Given problem>
Repeat each line exactly, leaving nothing out.

Data for the task>
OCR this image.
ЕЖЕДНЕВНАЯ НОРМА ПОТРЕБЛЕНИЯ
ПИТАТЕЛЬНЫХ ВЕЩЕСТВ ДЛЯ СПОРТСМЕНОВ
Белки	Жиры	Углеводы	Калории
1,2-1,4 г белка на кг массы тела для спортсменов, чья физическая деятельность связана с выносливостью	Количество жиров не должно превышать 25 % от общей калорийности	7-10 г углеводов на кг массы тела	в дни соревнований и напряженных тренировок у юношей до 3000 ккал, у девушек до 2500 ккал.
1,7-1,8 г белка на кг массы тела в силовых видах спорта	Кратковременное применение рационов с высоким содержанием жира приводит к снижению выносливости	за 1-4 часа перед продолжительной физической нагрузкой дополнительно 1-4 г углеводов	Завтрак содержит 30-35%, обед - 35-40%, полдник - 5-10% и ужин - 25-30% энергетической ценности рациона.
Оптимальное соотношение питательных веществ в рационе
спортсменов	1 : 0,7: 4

Response to this task>
OCR this image.
ЕЖЕДНЕВНАЯ НОРМА ПОТРЕБЛЕНИЯ
ПИТАТЕЛЬНЫХ ВЕЩЕСТВ ДЛЯ СПОРТСМЕНОВ
Белки	Жиры	Углеводы	Калории
1,2-1,4 г белка на кг массы тела для спортсменов, чья физическая деятельность связана с выносливостью	Количество жиров не должно превышать 25 % от общей калорийности	7-10 г углеводов на кг массы тела	в дни соревнований и напряженных тренировок у юношей до 3000 ккал, у девушек до 2500 ккал.
1,7-1,8 г белка на кг массы тела в силовых видах спорта	Кратковременное применение рационов с высоким содержанием жира приводит к снижению выносливости	за 1-4 часа перед продолжительной физической нагрузкой дополнительно 1-4 г углеводов	Завтрак содержит 30-35%, обед - 35-40%, полдник - 5-10% и ужин - 25-30% энергетической ценности рациона.
Оптимальное соотношение питательных веществ в рационе
спортсменов	1 : 0,7: 4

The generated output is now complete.